▸ GIVEN EXERCISE: State the number of lines that hold the string "cluster", with nothing added.

+---+

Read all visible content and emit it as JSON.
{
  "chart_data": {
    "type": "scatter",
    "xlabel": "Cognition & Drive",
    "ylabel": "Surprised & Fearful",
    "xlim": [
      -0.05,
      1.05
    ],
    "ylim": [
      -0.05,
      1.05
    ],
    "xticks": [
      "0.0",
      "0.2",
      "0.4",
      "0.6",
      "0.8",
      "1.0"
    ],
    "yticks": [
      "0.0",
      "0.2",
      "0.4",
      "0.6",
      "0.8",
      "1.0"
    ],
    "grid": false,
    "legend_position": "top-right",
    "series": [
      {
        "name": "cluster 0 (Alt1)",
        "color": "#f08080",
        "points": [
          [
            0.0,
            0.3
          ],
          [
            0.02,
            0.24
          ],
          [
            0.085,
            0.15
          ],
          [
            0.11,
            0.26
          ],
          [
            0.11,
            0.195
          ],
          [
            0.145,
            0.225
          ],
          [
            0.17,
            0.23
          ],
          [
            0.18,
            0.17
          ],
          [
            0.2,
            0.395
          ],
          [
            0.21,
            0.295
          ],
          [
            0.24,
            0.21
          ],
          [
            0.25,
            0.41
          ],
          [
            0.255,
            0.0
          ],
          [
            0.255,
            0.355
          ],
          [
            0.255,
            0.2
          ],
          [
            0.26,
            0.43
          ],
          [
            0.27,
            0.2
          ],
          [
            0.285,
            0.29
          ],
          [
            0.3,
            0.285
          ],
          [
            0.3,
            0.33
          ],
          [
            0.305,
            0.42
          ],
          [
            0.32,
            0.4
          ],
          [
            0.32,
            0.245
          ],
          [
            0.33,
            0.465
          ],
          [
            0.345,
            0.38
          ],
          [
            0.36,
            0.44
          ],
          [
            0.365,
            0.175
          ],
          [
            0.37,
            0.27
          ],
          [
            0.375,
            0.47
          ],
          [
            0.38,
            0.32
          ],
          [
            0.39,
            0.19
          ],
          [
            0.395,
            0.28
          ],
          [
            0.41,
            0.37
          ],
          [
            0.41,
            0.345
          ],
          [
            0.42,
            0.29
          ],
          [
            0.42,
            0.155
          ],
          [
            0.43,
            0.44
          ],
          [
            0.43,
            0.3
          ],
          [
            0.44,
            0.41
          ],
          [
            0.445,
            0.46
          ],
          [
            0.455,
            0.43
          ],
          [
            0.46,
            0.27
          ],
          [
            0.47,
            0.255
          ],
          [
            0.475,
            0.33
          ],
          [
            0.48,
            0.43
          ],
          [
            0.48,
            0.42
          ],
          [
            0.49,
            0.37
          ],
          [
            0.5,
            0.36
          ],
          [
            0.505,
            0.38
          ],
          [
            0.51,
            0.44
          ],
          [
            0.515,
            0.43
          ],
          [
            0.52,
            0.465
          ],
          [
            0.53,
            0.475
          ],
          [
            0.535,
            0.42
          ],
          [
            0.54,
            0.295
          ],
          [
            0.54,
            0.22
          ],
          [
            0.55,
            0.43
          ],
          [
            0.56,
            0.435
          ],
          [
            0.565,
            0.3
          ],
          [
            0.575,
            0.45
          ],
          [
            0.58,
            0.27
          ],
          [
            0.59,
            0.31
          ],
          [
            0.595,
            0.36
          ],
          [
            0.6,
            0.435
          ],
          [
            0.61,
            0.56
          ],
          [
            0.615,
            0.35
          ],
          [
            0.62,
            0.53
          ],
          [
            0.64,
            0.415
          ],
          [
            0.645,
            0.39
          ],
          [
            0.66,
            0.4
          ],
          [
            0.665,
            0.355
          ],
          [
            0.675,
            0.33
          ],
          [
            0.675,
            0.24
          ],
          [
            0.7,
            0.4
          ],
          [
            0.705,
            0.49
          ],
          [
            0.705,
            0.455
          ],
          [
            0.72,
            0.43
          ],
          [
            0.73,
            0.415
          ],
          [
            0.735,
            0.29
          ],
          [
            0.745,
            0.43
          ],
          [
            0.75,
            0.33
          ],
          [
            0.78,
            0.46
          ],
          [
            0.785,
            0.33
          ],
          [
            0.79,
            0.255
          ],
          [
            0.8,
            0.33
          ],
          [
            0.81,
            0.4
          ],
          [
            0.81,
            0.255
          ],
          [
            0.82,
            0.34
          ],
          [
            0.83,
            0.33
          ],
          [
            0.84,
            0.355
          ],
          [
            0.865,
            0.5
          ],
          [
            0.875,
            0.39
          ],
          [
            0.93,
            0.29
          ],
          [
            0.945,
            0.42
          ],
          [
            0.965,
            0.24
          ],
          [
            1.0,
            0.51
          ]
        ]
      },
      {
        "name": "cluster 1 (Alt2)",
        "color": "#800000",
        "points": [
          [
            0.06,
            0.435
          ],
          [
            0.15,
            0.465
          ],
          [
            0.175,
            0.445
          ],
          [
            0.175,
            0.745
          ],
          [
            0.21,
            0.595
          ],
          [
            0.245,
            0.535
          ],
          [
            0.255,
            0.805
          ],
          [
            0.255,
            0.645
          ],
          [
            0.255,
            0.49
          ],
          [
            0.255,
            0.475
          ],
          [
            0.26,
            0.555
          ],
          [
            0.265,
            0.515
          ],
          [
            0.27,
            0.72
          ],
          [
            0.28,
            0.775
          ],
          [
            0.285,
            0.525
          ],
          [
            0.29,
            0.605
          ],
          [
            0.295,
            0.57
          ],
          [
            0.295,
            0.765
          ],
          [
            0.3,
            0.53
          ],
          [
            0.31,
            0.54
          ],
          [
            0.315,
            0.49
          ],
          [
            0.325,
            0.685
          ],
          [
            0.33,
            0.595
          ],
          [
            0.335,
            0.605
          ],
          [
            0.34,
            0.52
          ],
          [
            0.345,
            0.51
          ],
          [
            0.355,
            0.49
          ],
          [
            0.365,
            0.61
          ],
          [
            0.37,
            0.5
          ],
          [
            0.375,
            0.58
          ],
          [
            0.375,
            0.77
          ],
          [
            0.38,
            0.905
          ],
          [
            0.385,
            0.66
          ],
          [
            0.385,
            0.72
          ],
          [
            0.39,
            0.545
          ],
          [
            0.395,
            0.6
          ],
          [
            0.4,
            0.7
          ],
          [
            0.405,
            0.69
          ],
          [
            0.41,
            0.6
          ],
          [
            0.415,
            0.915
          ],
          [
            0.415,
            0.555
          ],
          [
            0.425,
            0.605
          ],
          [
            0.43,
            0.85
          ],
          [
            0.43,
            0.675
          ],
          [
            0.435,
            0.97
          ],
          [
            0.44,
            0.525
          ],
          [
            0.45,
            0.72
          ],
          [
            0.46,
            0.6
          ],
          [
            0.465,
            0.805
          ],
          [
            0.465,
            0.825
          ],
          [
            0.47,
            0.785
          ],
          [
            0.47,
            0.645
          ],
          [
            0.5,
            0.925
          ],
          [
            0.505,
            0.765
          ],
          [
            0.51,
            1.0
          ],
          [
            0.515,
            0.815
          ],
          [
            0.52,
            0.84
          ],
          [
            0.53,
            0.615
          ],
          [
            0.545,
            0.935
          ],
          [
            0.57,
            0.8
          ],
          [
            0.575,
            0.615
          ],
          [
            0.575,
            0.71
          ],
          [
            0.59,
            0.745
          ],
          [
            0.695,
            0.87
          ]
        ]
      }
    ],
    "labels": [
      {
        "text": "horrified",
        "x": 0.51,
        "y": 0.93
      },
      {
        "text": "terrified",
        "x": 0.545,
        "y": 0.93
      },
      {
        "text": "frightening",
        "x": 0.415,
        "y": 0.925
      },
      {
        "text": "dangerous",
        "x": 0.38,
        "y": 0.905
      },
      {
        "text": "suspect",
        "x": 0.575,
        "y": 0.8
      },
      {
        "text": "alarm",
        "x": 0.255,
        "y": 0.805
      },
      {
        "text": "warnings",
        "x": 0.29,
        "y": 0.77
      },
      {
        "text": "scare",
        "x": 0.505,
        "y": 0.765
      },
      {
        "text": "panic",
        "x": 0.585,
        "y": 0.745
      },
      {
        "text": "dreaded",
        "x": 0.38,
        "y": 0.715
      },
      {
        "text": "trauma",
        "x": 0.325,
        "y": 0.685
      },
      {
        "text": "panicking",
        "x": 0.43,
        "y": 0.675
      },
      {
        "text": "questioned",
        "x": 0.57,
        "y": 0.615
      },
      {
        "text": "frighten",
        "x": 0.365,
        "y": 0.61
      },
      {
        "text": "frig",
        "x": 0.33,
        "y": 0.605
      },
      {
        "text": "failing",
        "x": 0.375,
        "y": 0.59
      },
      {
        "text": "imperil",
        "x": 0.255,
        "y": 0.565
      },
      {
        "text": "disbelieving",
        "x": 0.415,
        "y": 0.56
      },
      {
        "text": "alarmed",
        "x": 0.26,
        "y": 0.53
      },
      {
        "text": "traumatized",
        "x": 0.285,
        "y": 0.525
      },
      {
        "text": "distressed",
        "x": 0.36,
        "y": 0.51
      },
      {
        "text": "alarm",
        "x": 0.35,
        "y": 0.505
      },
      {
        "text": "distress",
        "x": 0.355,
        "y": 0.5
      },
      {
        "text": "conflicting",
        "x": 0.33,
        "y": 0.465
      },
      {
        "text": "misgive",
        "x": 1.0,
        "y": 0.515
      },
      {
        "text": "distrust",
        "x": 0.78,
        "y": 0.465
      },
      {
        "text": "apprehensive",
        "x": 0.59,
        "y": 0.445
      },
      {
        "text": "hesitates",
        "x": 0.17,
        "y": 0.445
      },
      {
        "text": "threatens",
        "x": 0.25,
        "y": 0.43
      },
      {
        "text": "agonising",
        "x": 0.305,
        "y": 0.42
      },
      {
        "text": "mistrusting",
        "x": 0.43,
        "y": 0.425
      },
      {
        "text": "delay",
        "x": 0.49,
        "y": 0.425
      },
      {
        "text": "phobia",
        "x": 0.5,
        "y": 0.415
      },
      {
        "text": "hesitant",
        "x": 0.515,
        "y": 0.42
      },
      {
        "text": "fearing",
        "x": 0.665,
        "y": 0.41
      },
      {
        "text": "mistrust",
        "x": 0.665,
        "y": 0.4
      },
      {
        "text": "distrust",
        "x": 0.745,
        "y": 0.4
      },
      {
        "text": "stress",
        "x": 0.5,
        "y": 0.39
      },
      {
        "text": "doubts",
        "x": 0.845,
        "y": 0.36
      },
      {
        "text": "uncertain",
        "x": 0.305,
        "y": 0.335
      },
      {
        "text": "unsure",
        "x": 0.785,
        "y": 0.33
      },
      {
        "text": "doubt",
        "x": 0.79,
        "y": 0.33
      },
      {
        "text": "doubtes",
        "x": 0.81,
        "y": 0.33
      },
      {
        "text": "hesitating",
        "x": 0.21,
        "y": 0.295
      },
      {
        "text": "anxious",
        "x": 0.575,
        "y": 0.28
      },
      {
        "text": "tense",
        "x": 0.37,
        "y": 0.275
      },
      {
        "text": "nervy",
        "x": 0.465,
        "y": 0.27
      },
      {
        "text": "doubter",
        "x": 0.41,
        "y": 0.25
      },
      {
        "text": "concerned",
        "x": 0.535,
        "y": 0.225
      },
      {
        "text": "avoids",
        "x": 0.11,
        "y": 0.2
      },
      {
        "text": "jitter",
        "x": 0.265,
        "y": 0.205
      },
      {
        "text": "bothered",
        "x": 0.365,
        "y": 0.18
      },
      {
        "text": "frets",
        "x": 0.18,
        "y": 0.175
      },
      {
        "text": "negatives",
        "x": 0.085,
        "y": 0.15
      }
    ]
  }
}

+---+

▸ SOLUTION FOR THIS EXERCISE: 2